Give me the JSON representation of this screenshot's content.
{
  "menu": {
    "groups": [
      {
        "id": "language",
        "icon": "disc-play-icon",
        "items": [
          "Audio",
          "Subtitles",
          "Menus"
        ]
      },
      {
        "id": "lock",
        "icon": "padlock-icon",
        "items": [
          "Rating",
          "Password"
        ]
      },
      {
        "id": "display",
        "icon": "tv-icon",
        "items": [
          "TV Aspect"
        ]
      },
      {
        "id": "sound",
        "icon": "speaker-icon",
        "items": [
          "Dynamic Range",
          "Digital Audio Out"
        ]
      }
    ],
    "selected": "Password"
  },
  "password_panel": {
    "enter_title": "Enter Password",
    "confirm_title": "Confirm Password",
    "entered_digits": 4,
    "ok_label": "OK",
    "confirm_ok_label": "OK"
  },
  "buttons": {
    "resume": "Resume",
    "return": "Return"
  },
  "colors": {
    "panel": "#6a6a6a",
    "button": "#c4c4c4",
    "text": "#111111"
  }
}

• • • •

DIRECTIONS FOR THIS TASK
Gather all lines of the records that include the word "icon".

WORKED ANSWER
        "icon": "disc-play-icon",
        "icon": "padlock-icon",
        "icon": "tv-icon",
        "icon": "speaker-icon",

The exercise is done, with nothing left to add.